▶ Extracted entries:
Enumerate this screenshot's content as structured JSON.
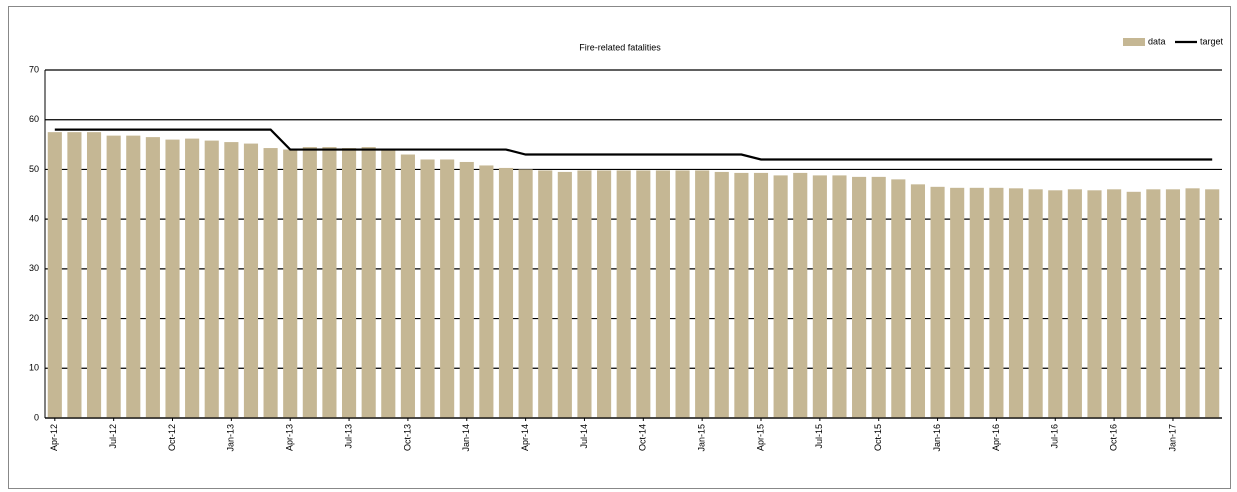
{
  "chart_data": {
    "type": "bar",
    "title": "Fire-related fatalities",
    "categories": [
      "Apr-12",
      null,
      null,
      "Jul-12",
      null,
      null,
      "Oct-12",
      null,
      null,
      "Jan-13",
      null,
      null,
      "Apr-13",
      null,
      null,
      "Jul-13",
      null,
      null,
      "Oct-13",
      null,
      null,
      "Jan-14",
      null,
      null,
      "Apr-14",
      null,
      null,
      "Jul-14",
      null,
      null,
      "Oct-14",
      null,
      null,
      "Jan-15",
      null,
      null,
      "Apr-15",
      null,
      null,
      "Jul-15",
      null,
      null,
      "Oct-15",
      null,
      null,
      "Jan-16",
      null,
      null,
      "Apr-16",
      null,
      null,
      "Jul-16",
      null,
      null,
      "Oct-16",
      null,
      null,
      "Jan-17",
      null,
      null
    ],
    "series": [
      {
        "name": "data",
        "type": "bar",
        "color": "#c5b794",
        "values": [
          57.5,
          57.5,
          57.5,
          56.8,
          56.8,
          56.5,
          56,
          56.2,
          55.8,
          55.5,
          55.2,
          54.3,
          54,
          54.5,
          54.5,
          54.3,
          54.5,
          54,
          53,
          52,
          52,
          51.5,
          50.8,
          50.3,
          50,
          49.8,
          49.5,
          49.8,
          49.8,
          49.8,
          49.8,
          49.8,
          49.8,
          49.8,
          49.5,
          49.3,
          49.3,
          48.8,
          49.3,
          48.8,
          48.8,
          48.5,
          48.5,
          48,
          47,
          46.5,
          46.3,
          46.3,
          46.3,
          46.2,
          46,
          45.8,
          46,
          45.8,
          46,
          45.5,
          46,
          46,
          46.2,
          46
        ]
      },
      {
        "name": "target",
        "type": "line",
        "color": "#000000",
        "values": [
          58,
          58,
          58,
          58,
          58,
          58,
          58,
          58,
          58,
          58,
          58,
          58,
          54,
          54,
          54,
          54,
          54,
          54,
          54,
          54,
          54,
          54,
          54,
          54,
          53,
          53,
          53,
          53,
          53,
          53,
          53,
          53,
          53,
          53,
          53,
          53,
          52,
          52,
          52,
          52,
          52,
          52,
          52,
          52,
          52,
          52,
          52,
          52,
          52,
          52,
          52,
          52,
          52,
          52,
          52,
          52,
          52,
          52,
          52,
          52
        ]
      }
    ],
    "ylim": [
      0,
      70
    ],
    "yticks": [
      0,
      10,
      20,
      30,
      40,
      50,
      60,
      70
    ],
    "grid": true,
    "legend": "top-right"
  }
}
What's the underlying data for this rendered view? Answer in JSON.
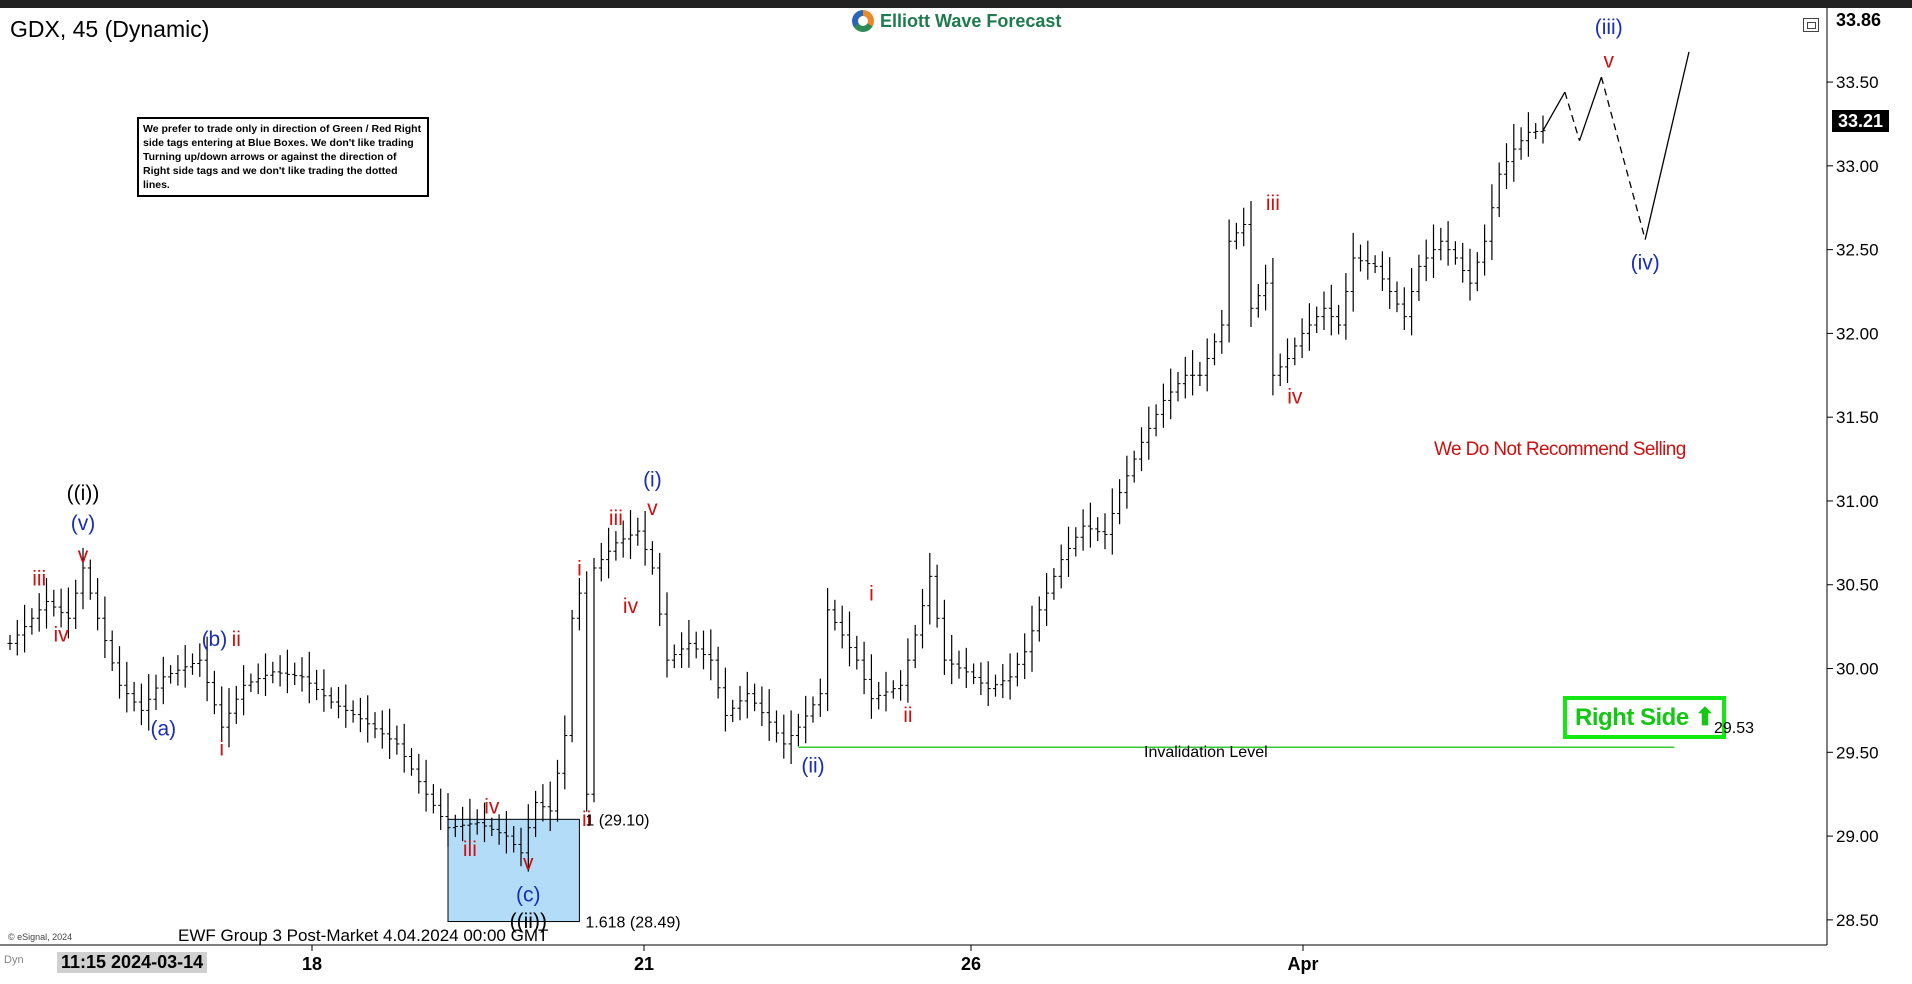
{
  "header": {
    "title": "GDX, 45 (Dynamic)",
    "brand": "Elliott Wave Forecast"
  },
  "note_box": {
    "text": "We prefer to trade only in direction of Green / Red Right side tags entering at Blue Boxes. We don't like trading Turning up/down arrows or against the direction of Right side tags and we don't like trading the dotted lines."
  },
  "badges": {
    "right_side": "Right Side",
    "right_side_arrow": "⬆",
    "recommend": "We Do Not Recommend Selling",
    "invalidation_label": "Invalidation Level",
    "invalidation_value": "29.53"
  },
  "footer": {
    "caption": "EWF Group 3 Post-Market 4.04.2024 00:00 GMT",
    "esignal": "© eSignal, 2024",
    "timestamp": "11:15 2024-03-14",
    "dyn": "Dyn"
  },
  "price": {
    "current": "33.21",
    "top": "33.86"
  },
  "colors": {
    "wave_red": "#cc1111",
    "wave_blue": "#1a2db8",
    "right_side_green": "#12c812",
    "invalidation_line": "#33cc33",
    "blue_box": "#b3dcf8",
    "price_bar": "#000000"
  },
  "chart_data": {
    "type": "ohlc-bar",
    "y_axis": {
      "min": 28.35,
      "max": 33.93,
      "ticks": [
        "28.50",
        "29.00",
        "29.50",
        "30.00",
        "30.50",
        "31.00",
        "31.50",
        "32.00",
        "32.50",
        "33.00",
        "33.50"
      ]
    },
    "x_axis": {
      "ticks": [
        "18",
        "21",
        "26",
        "Apr"
      ]
    },
    "price_path": [
      [
        0,
        30.15
      ],
      [
        5,
        30.4
      ],
      [
        8,
        30.3
      ],
      [
        10,
        30.6
      ],
      [
        12,
        30.3
      ],
      [
        15,
        29.9
      ],
      [
        18,
        29.75
      ],
      [
        21,
        29.95
      ],
      [
        26,
        30.05
      ],
      [
        29,
        29.65
      ],
      [
        32,
        29.9
      ],
      [
        36,
        29.98
      ],
      [
        40,
        29.95
      ],
      [
        44,
        29.8
      ],
      [
        48,
        29.7
      ],
      [
        53,
        29.55
      ],
      [
        57,
        29.25
      ],
      [
        60,
        29.05
      ],
      [
        64,
        29.08
      ],
      [
        68,
        29.0
      ],
      [
        70,
        28.9
      ],
      [
        72,
        29.2
      ],
      [
        74,
        29.15
      ],
      [
        76,
        29.6
      ],
      [
        77,
        30.3
      ],
      [
        78,
        30.45
      ],
      [
        79,
        29.25
      ],
      [
        80,
        30.6
      ],
      [
        83,
        30.75
      ],
      [
        86,
        30.82
      ],
      [
        88,
        30.6
      ],
      [
        90,
        30.05
      ],
      [
        93,
        30.15
      ],
      [
        96,
        30.05
      ],
      [
        98,
        29.72
      ],
      [
        101,
        29.85
      ],
      [
        104,
        29.68
      ],
      [
        106,
        29.55
      ],
      [
        108,
        29.65
      ],
      [
        111,
        29.85
      ],
      [
        112,
        30.35
      ],
      [
        116,
        30.05
      ],
      [
        118,
        29.82
      ],
      [
        122,
        29.9
      ],
      [
        124,
        30.2
      ],
      [
        126,
        30.55
      ],
      [
        128,
        30.05
      ],
      [
        131,
        29.98
      ],
      [
        134,
        29.88
      ],
      [
        137,
        29.95
      ],
      [
        139,
        30.1
      ],
      [
        141,
        30.35
      ],
      [
        144,
        30.65
      ],
      [
        147,
        30.85
      ],
      [
        150,
        30.8
      ],
      [
        152,
        31.05
      ],
      [
        155,
        31.35
      ],
      [
        158,
        31.6
      ],
      [
        161,
        31.75
      ],
      [
        163,
        31.75
      ],
      [
        166,
        32.05
      ],
      [
        167,
        32.55
      ],
      [
        169,
        32.65
      ],
      [
        170,
        32.15
      ],
      [
        172,
        32.3
      ],
      [
        173,
        31.75
      ],
      [
        175,
        31.85
      ],
      [
        177,
        32.0
      ],
      [
        180,
        32.15
      ],
      [
        182,
        32.05
      ],
      [
        184,
        32.45
      ],
      [
        187,
        32.4
      ],
      [
        189,
        32.25
      ],
      [
        191,
        32.1
      ],
      [
        193,
        32.4
      ],
      [
        196,
        32.55
      ],
      [
        198,
        32.45
      ],
      [
        200,
        32.3
      ],
      [
        202,
        32.55
      ],
      [
        204,
        32.95
      ],
      [
        206,
        33.1
      ],
      [
        208,
        33.2
      ],
      [
        210,
        33.21
      ]
    ],
    "projection_path": [
      [
        210,
        33.21
      ],
      [
        213,
        33.44
      ],
      [
        215,
        33.15
      ],
      [
        218,
        33.53
      ],
      [
        224,
        32.56
      ],
      [
        230,
        33.68
      ]
    ],
    "projection_dashed_segments": [
      [
        1,
        2
      ],
      [
        3,
        4
      ]
    ],
    "blue_box": {
      "low": 28.49,
      "high": 29.1,
      "i_start": 60,
      "i_end": 78
    },
    "fib_levels": [
      {
        "label": "1 (29.10)",
        "value": 29.1
      },
      {
        "label": "1.618 (28.49)",
        "value": 28.49
      }
    ],
    "invalidation": {
      "value": 29.53,
      "i_start": 108,
      "i_end": 228
    },
    "wave_labels": [
      {
        "text": "iii",
        "color": "red",
        "i": 4,
        "price": 30.46,
        "pos": "above"
      },
      {
        "text": "iv",
        "color": "red",
        "i": 7,
        "price": 30.28,
        "pos": "below"
      },
      {
        "text": "v",
        "color": "red",
        "i": 10,
        "price": 30.6,
        "pos": "above"
      },
      {
        "text": "(v)",
        "color": "blue",
        "i": 10,
        "price": 30.79,
        "pos": "above"
      },
      {
        "text": "((i))",
        "color": "black",
        "i": 10,
        "price": 30.97,
        "pos": "above"
      },
      {
        "text": "(a)",
        "color": "blue",
        "i": 21,
        "price": 29.72,
        "pos": "below"
      },
      {
        "text": "(b)",
        "color": "blue",
        "i": 28,
        "price": 30.1,
        "pos": "above"
      },
      {
        "text": "ii",
        "color": "red",
        "i": 31,
        "price": 30.1,
        "pos": "above"
      },
      {
        "text": "i",
        "color": "red",
        "i": 29,
        "price": 29.6,
        "pos": "below"
      },
      {
        "text": "iv",
        "color": "red",
        "i": 66,
        "price": 29.1,
        "pos": "above"
      },
      {
        "text": "iii",
        "color": "red",
        "i": 63,
        "price": 29.0,
        "pos": "below"
      },
      {
        "text": "v",
        "color": "red",
        "i": 71,
        "price": 28.92,
        "pos": "below"
      },
      {
        "text": "(c)",
        "color": "blue",
        "i": 71,
        "price": 28.73,
        "pos": "below"
      },
      {
        "text": "((ii))",
        "color": "black",
        "i": 71,
        "price": 28.57,
        "pos": "below"
      },
      {
        "text": "i",
        "color": "red",
        "i": 78,
        "price": 30.52,
        "pos": "above"
      },
      {
        "text": "ii",
        "color": "red",
        "i": 79,
        "price": 29.18,
        "pos": "below"
      },
      {
        "text": "iii",
        "color": "red",
        "i": 83,
        "price": 30.82,
        "pos": "above"
      },
      {
        "text": "iv",
        "color": "red",
        "i": 85,
        "price": 30.45,
        "pos": "below"
      },
      {
        "text": "v",
        "color": "red",
        "i": 88,
        "price": 30.88,
        "pos": "above"
      },
      {
        "text": "(i)",
        "color": "blue",
        "i": 88,
        "price": 31.05,
        "pos": "above"
      },
      {
        "text": "(ii)",
        "color": "blue",
        "i": 110,
        "price": 29.5,
        "pos": "below"
      },
      {
        "text": "i",
        "color": "red",
        "i": 118,
        "price": 30.37,
        "pos": "above"
      },
      {
        "text": "ii",
        "color": "red",
        "i": 123,
        "price": 29.8,
        "pos": "below"
      },
      {
        "text": "iii",
        "color": "red",
        "i": 173,
        "price": 32.7,
        "pos": "above"
      },
      {
        "text": "iv",
        "color": "red",
        "i": 176,
        "price": 31.7,
        "pos": "below"
      },
      {
        "text": "v",
        "color": "red",
        "i": 219,
        "price": 33.55,
        "pos": "above"
      },
      {
        "text": "(iii)",
        "color": "blue",
        "i": 219,
        "price": 33.75,
        "pos": "above"
      },
      {
        "text": "(iv)",
        "color": "blue",
        "i": 224,
        "price": 32.5,
        "pos": "below"
      }
    ]
  }
}
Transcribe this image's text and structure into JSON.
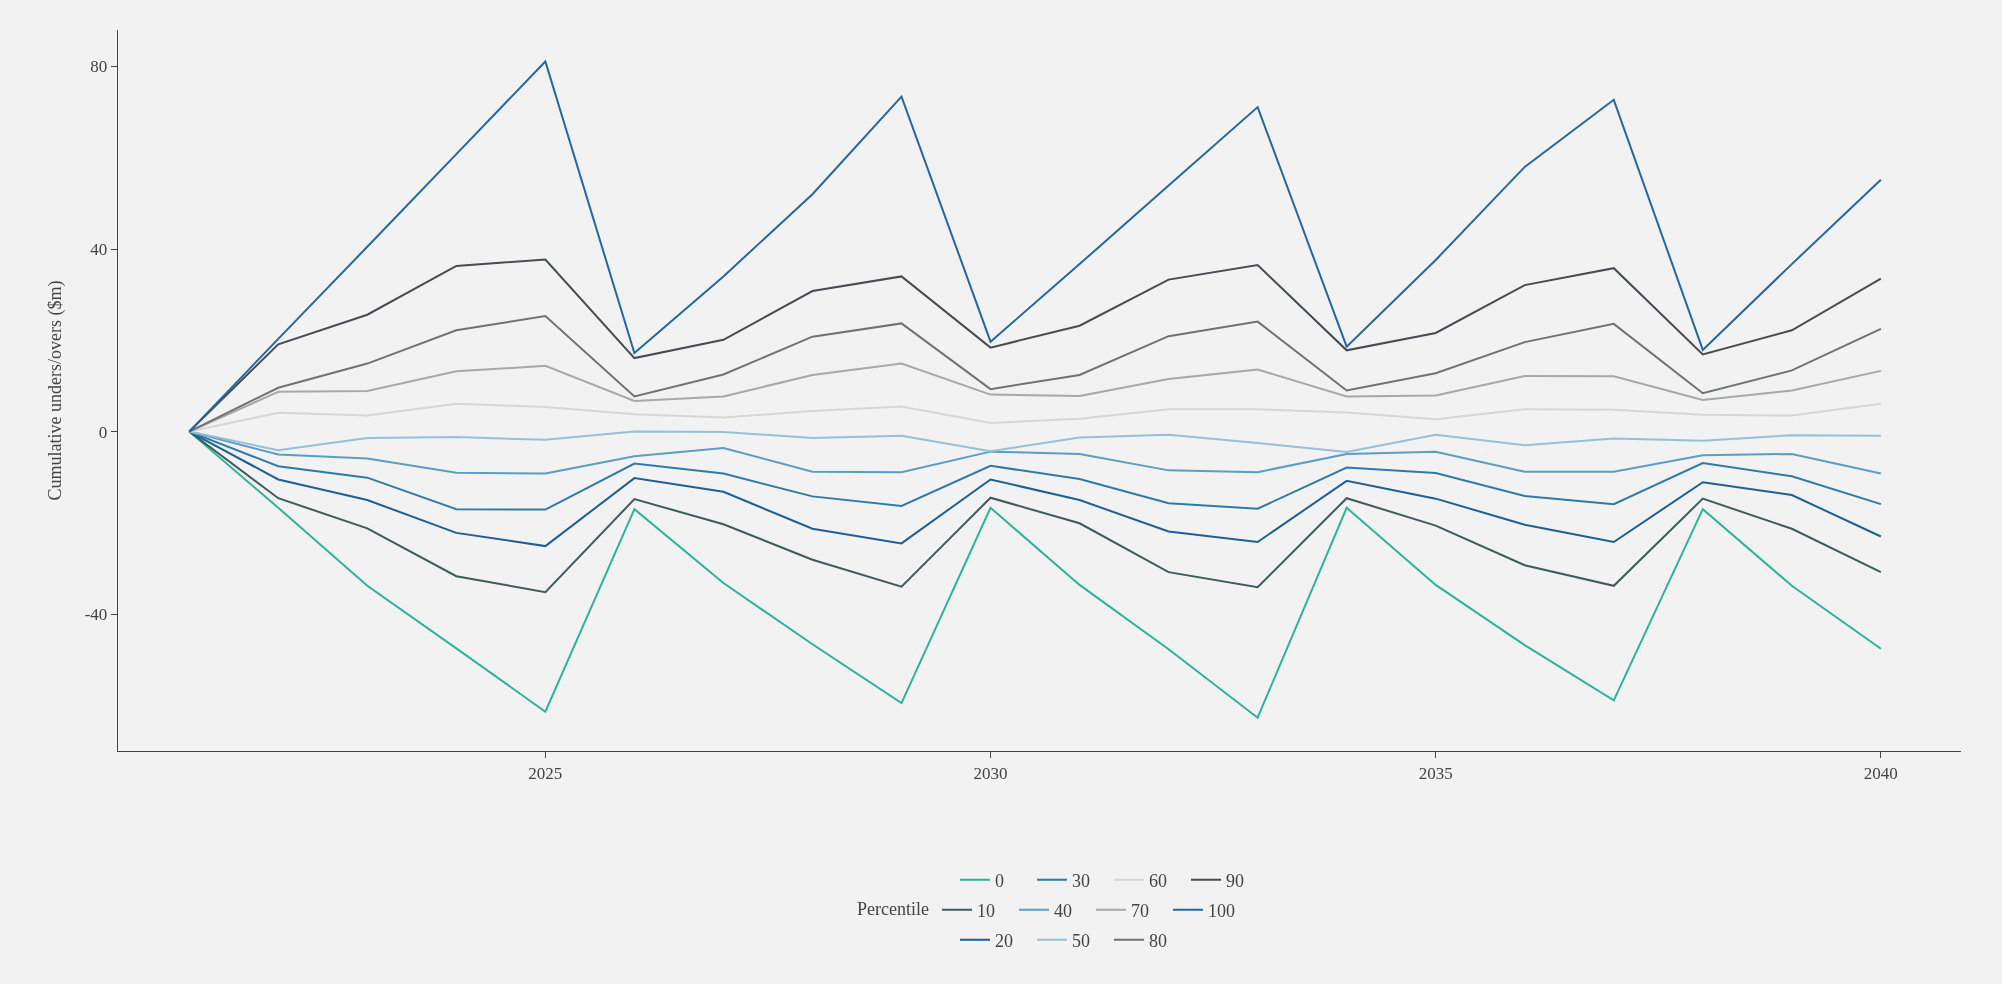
{
  "chart_data": {
    "type": "line",
    "ylabel": "Cumulative unders/overs ($m)",
    "legend_title": "Percentile",
    "legend": "bottom",
    "grid": false,
    "x": [
      2021,
      2022,
      2023,
      2024,
      2025,
      2026,
      2027,
      2028,
      2029,
      2030,
      2031,
      2032,
      2033,
      2034,
      2035,
      2036,
      2037,
      2038,
      2039,
      2040
    ],
    "xlim": [
      2020.2,
      2040.9
    ],
    "xticks": [
      2025,
      2030,
      2035,
      2040
    ],
    "ylim": [
      -70,
      88
    ],
    "yticks": [
      -40,
      0,
      40,
      80
    ],
    "series": [
      {
        "name": "0",
        "color": "#2bb39b",
        "values": [
          0,
          -16.7,
          -33.8,
          -47.5,
          -61.4,
          -17.0,
          -33.2,
          -46.6,
          -59.5,
          -16.7,
          -33.6,
          -47.7,
          -62.7,
          -16.7,
          -33.6,
          -46.8,
          -58.9,
          -17.0,
          -33.8,
          -47.6
        ]
      },
      {
        "name": "10",
        "color": "#3e5b5d",
        "values": [
          0,
          -14.6,
          -21.2,
          -31.7,
          -35.2,
          -14.8,
          -20.3,
          -28.1,
          -34.0,
          -14.5,
          -20.1,
          -30.8,
          -34.1,
          -14.6,
          -20.6,
          -29.3,
          -33.8,
          -14.7,
          -21.3,
          -30.8
        ]
      },
      {
        "name": "20",
        "color": "#1d5f96",
        "values": [
          0,
          -10.5,
          -15.0,
          -22.2,
          -25.1,
          -10.2,
          -13.2,
          -21.3,
          -24.5,
          -10.5,
          -15.0,
          -21.9,
          -24.2,
          -10.8,
          -14.7,
          -20.4,
          -24.2,
          -11.1,
          -13.9,
          -23.0
        ]
      },
      {
        "name": "30",
        "color": "#2f7aa8",
        "values": [
          0,
          -7.6,
          -10.1,
          -17.0,
          -17.1,
          -7.0,
          -9.2,
          -14.2,
          -16.3,
          -7.5,
          -10.4,
          -15.7,
          -16.9,
          -7.9,
          -9.1,
          -14.1,
          -15.9,
          -6.9,
          -9.8,
          -15.9
        ]
      },
      {
        "name": "40",
        "color": "#5a9ec3",
        "values": [
          0,
          -5.0,
          -5.9,
          -9.0,
          -9.2,
          -5.4,
          -3.6,
          -8.8,
          -8.9,
          -4.4,
          -4.9,
          -8.5,
          -8.9,
          -4.9,
          -4.4,
          -8.8,
          -8.8,
          -5.2,
          -4.9,
          -9.2
        ]
      },
      {
        "name": "50",
        "color": "#93c1d6",
        "values": [
          0,
          -4.1,
          -1.4,
          -1.2,
          -1.8,
          0,
          -0.1,
          -1.4,
          -0.9,
          -4.3,
          -1.3,
          -0.7,
          -2.5,
          -4.5,
          -0.7,
          -3.0,
          -1.5,
          -2.0,
          -0.8,
          -0.9
        ]
      },
      {
        "name": "60",
        "color": "#d6d6d6",
        "values": [
          0,
          4.1,
          3.5,
          6.1,
          5.4,
          3.8,
          3.1,
          4.5,
          5.5,
          1.9,
          2.8,
          4.9,
          4.9,
          4.2,
          2.7,
          4.9,
          4.8,
          3.7,
          3.5,
          6.1
        ]
      },
      {
        "name": "70",
        "color": "#a7a8a9",
        "values": [
          0,
          8.7,
          8.9,
          13.2,
          14.4,
          6.7,
          7.7,
          12.4,
          14.9,
          8.1,
          7.8,
          11.5,
          13.6,
          7.7,
          7.9,
          12.2,
          12.1,
          6.9,
          9.0,
          13.3
        ]
      },
      {
        "name": "80",
        "color": "#707274",
        "values": [
          0,
          9.6,
          14.9,
          22.2,
          25.3,
          7.7,
          12.5,
          20.8,
          23.7,
          9.3,
          12.4,
          20.9,
          24.1,
          9.0,
          12.8,
          19.6,
          23.6,
          8.4,
          13.4,
          22.5
        ]
      },
      {
        "name": "90",
        "color": "#474c52",
        "values": [
          0,
          19.1,
          25.6,
          36.3,
          37.7,
          16.1,
          20.1,
          30.8,
          34.0,
          18.4,
          23.2,
          33.3,
          36.5,
          17.8,
          21.6,
          32.1,
          35.8,
          16.9,
          22.2,
          33.5
        ]
      },
      {
        "name": "100",
        "color": "#2567a0",
        "values": [
          0,
          20.3,
          40.5,
          60.8,
          81.1,
          17.2,
          34.0,
          52.0,
          73.4,
          19.7,
          36.7,
          53.9,
          71.1,
          18.6,
          37.6,
          58.0,
          72.7,
          17.9,
          36.7,
          55.2
        ]
      }
    ]
  }
}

▶ Exercise aim:
Using the records above, select and copy every line that has the word "JSON".

▶ Final result:
Enumerate this screenshot's content as structured JSON.
What's the underlying data for this rendered view? Answer in JSON.
Transcribe this image's text and structure into JSON.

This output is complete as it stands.